====== Available records

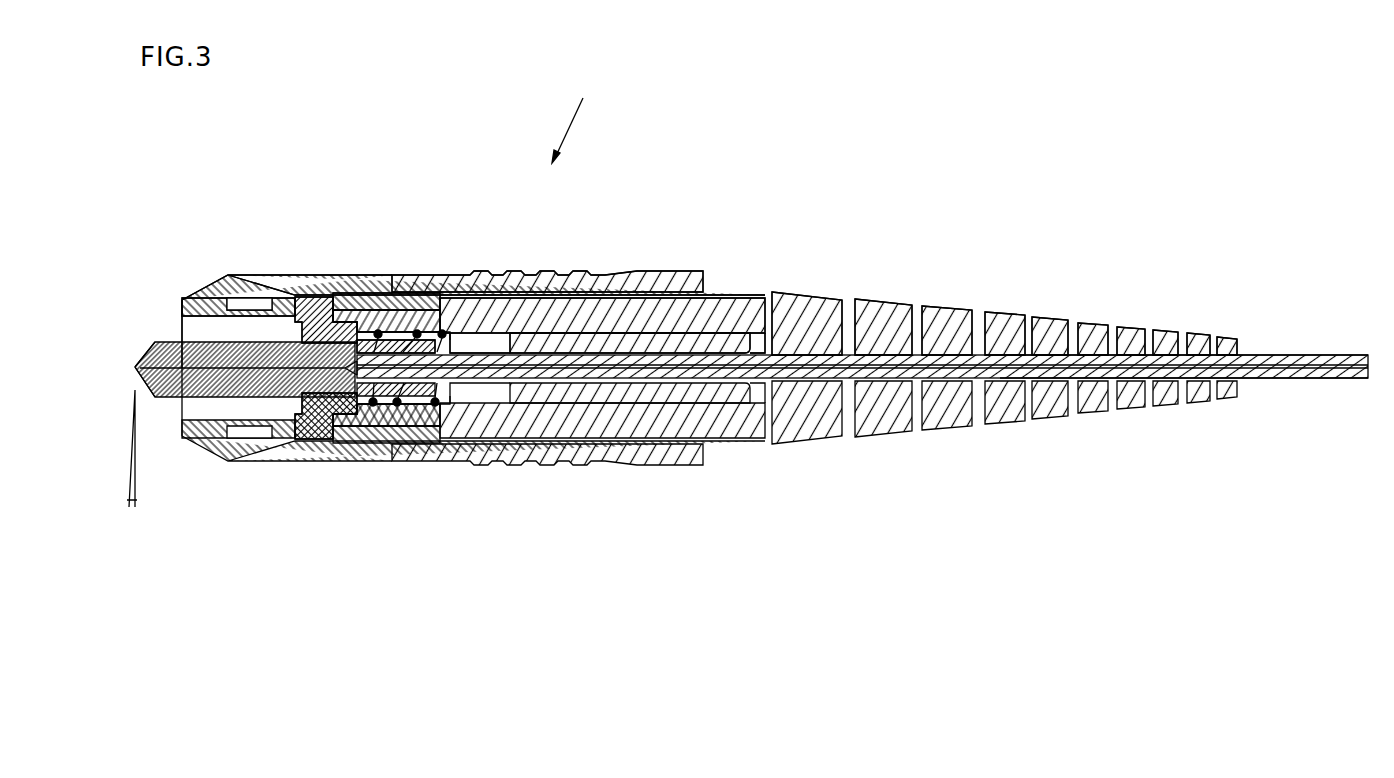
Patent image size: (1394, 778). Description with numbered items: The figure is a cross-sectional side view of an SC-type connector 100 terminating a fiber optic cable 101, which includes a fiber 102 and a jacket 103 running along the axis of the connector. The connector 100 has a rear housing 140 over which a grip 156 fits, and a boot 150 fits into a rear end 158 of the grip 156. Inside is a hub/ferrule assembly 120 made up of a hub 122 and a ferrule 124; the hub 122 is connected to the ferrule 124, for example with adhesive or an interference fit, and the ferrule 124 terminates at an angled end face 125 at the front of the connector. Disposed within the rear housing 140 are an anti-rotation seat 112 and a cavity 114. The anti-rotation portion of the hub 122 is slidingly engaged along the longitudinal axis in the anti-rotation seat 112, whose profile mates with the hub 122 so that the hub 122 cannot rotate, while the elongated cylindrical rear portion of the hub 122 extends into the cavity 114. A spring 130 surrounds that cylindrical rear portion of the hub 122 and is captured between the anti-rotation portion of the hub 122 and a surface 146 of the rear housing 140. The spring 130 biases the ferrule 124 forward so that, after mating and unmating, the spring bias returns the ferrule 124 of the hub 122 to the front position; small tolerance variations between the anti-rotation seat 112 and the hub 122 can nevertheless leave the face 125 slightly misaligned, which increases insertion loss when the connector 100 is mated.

The connector 100 is at (578, 115).
The fiber optic cable 101 is at (1293, 380).
The fiber 102 is at (1265, 366).
The jacket 103 is at (1332, 354).
The anti-rotation seat 112 is at (338, 412).
The cavity 114 is at (387, 330).
The hub/ferrule assembly 120 is at (345, 340).
The hub 122 is at (355, 395).
The ferrule 124 is at (223, 394).
The face 125 is at (135, 366).
The spring 130 is at (418, 333).
The rear housing 140 is at (563, 330).
The surface 146 is at (444, 334).
The boot 150 is at (883, 300).
The grip 156 is at (272, 275).
The rear end 158 is at (705, 280).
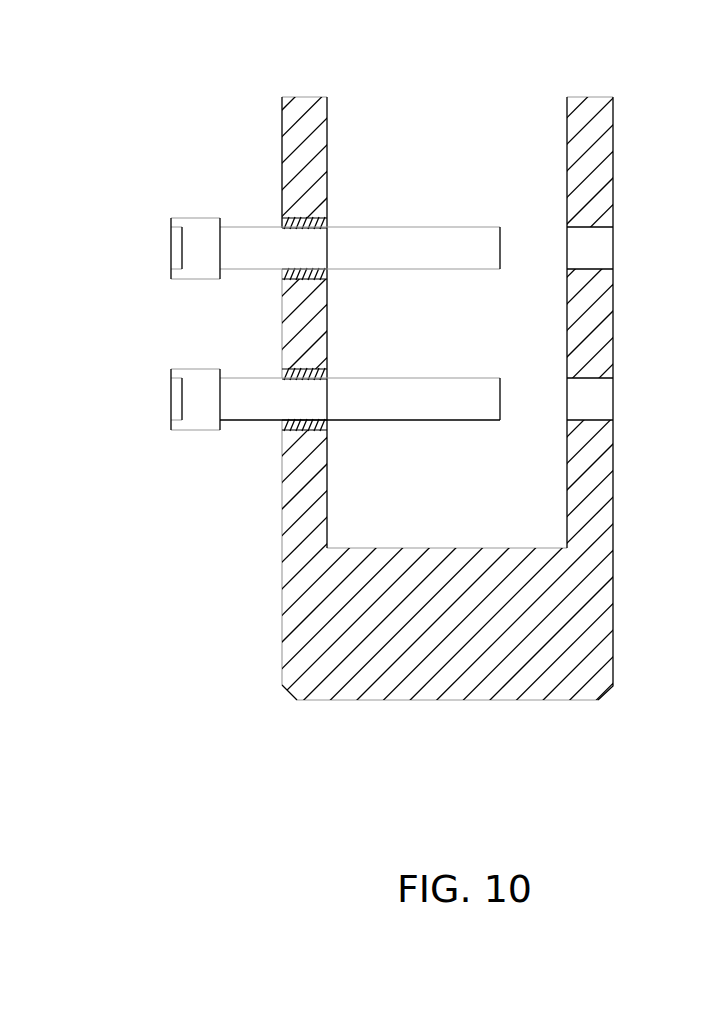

============

Switch "jacket" to "sheath" in the material starting at its beginning and ending at the line containing "The connector 100 is at (578, 115).", and give those lines back with everything else unchanged. Leave the pictures out.

Patent image size: (1394, 778). Description with numbered items: The figure is a cross-sectional side view of an SC-type connector 100 terminating a fiber optic cable 101, which includes a fiber 102 and a sheath 103 running along the axis of the connector. The connector 100 has a rear housing 140 over which a grip 156 fits, and a boot 150 fits into a rear end 158 of the grip 156. Inside is a hub/ferrule assembly 120 made up of a hub 122 and a ferrule 124; the hub 122 is connected to the ferrule 124, for example with adhesive or an interference fit, and the ferrule 124 terminates at an angled end face 125 at the front of the connector. Disposed within the rear housing 140 are an anti-rotation seat 112 and a cavity 114. The anti-rotation portion of the hub 122 is slidingly engaged along the longitudinal axis in the anti-rotation seat 112, whose profile mates with the hub 122 so that the hub 122 cannot rotate, while the elongated cylindrical rear portion of the hub 122 extends into the cavity 114. A spring 130 surrounds that cylindrical rear portion of the hub 122 and is captured between the anti-rotation portion of the hub 122 and a surface 146 of the rear housing 140. The spring 130 biases the ferrule 124 forward so that, after mating and unmating, the spring bias returns the ferrule 124 of the hub 122 to the front position; small tolerance variations between the anti-rotation seat 112 and the hub 122 can nevertheless leave the face 125 slightly misaligned, which increases insertion loss when the connector 100 is mated.

The connector 100 is at (578, 115).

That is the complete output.